• [WHAT THIS TASK INVOLVES]
Look through the material below and give the number of lines where the string "Drug" occurs, with nothing added.
Start of DATASET
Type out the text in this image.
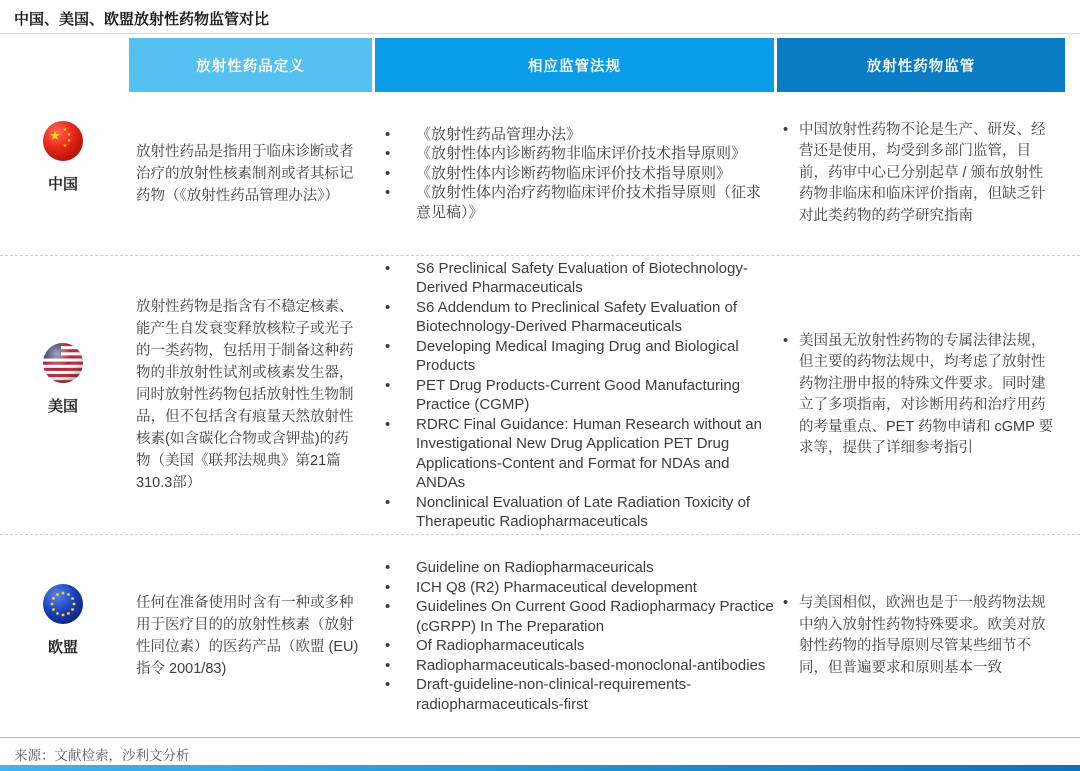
中国、美国、欧盟放射性药物监管对比
放射性药品定义	相应监管法规	放射性药物监管
★ ★
★
★
★
中国
放射性药品是指用于临床诊断或者治疗的放射性核素制剂或者其标记药物（《放射性药品管理办法》）
• 《放射性药品管理办法》
• 《放射性体内诊断药物非临床评价技术指导原则》
• 《放射性体内诊断药物临床评价技术指导原则》
• 《放射性体内治疗药物临床评价技术指导原则（征求意见稿）》
• 中国放射性药物不论是生产、研发、经营还是使用，均受到多部门监管，目前，药审中心已分别起草 / 颁布放射性药物非临床和临床评价指南，但缺乏针对此类药物的药学研究指南
美国
放射性药物是指含有不稳定核素、能产生自发衰变释放核粒子或光子的一类药物，包括用于制备这种药物的非放射性试剂或核素发生器，同时放射性药物包括放射性生物制品，但不包括含有痕量天然放射性核素(如含碳化合物或含钾盐)的药物（美国《联邦法规典》第21篇310.3部）
• S6 Preclinical Safety Evaluation of Biotechnology-Derived Pharmaceuticals
• S6 Addendum to Preclinical Safety Evaluation of Biotechnology-Derived Pharmaceuticals
• Developing Medical Imaging Drug and Biological Products
• PET Drug Products-Current Good Manufacturing Practice (CGMP)
• RDRC Final Guidance: Human Research without an Investigational New Drug Application PET Drug Applications-Content and Format for NDAs and ANDAs
• Nonclinical Evaluation of Late Radiation Toxicity of Therapeutic Radiopharmaceuticals
• 美国虽无放射性药物的专属法律法规，但主要的药物法规中，均考虑了放射性药物注册申报的特殊文件要求。同时建立了多项指南，对诊断用药和治疗用药的考量重点、PET 药物申请和 cGMP 要求等，提供了详细参考指引
欧盟
任何在准备使用时含有一种或多种用于医疗目的的放射性核素（放射性同位素）的医药产品（欧盟 (EU) 指令 2001/83)
• Guideline on Radiopharmaceuricals
• ICH Q8 (R2) Pharmaceutical development
• Guidelines On Current Good Radiopharmacy Practice (cGRPP) In The Preparation
• Of Radiopharmaceuticals
• Radiopharmaceuticals-based-monoclonal-antibodies
• Draft-guideline-non-clinical-requirements-radiopharmaceuticals-first
• 与美国相似，欧洲也是于一般药物法规中纳入放射性药物特殊要求。欧美对放射性药物的指导原则尽管某些细节不同，但普遍要求和原则基本一致
来源：文献检索，沙利文分析
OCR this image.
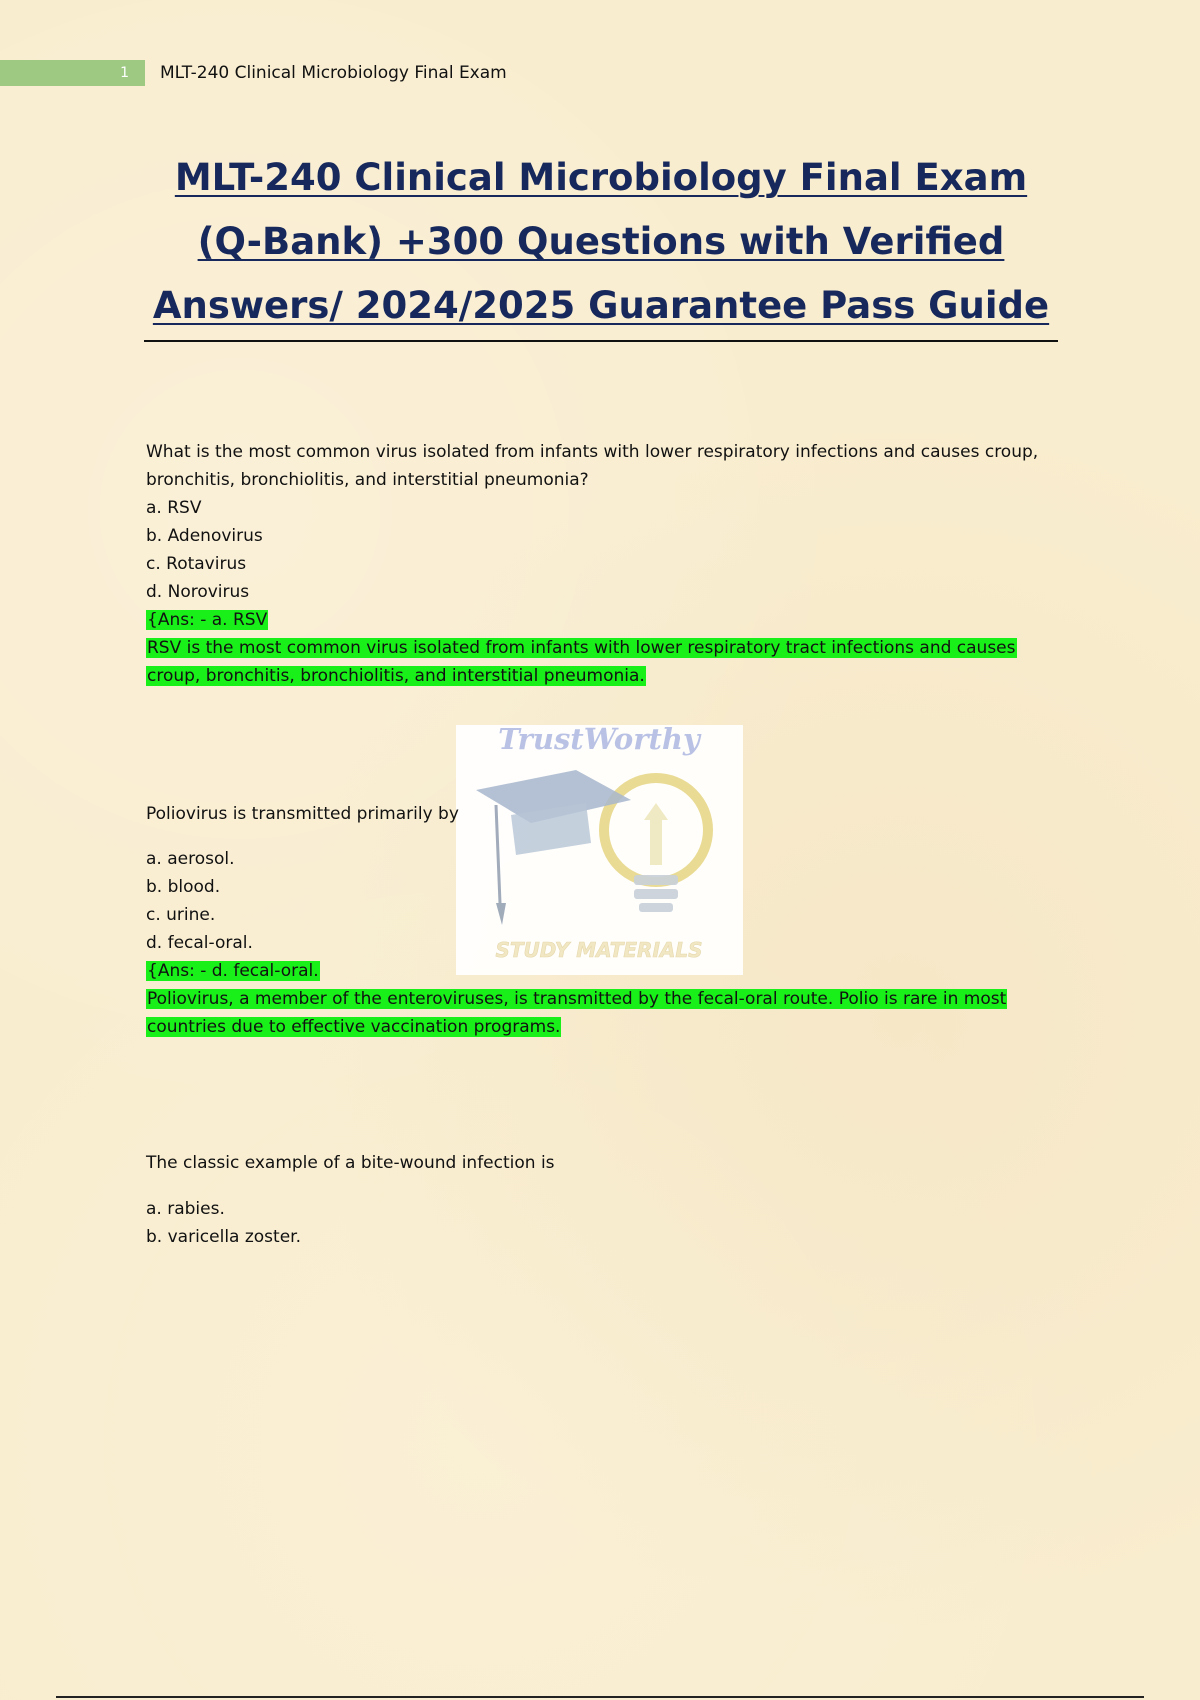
1	MLT-240 Clinical Microbiology Final Exam
MLT-240 Clinical Microbiology Final Exam (Q-Bank) +300 Questions with Verified Answers/ 2024/2025 Guarantee Pass Guide
TrustWorthy
STUDY MATERIALS

What is the most common virus isolated from infants with lower respiratory infections and causes croup, bronchitis, bronchiolitis, and interstitial pneumonia?

a. RSV

b. Adenovirus

c. Rotavirus

d. Norovirus

{Ans: - a. RSV

RSV is the most common virus isolated from infants with lower respiratory tract infections and causes croup, bronchitis, bronchiolitis, and interstitial pneumonia.

Poliovirus is transmitted primarily by

a. aerosol.

b. blood.

c. urine.

d. fecal-oral.

{Ans: - d. fecal-oral.

Poliovirus, a member of the enteroviruses, is transmitted by the fecal-oral route. Polio is rare in most countries due to effective vaccination programs.

The classic example of a bite-wound infection is

a. rabies.

b. varicella zoster.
End of DATASET
• [ANSWER TO THE PROBLEM]
3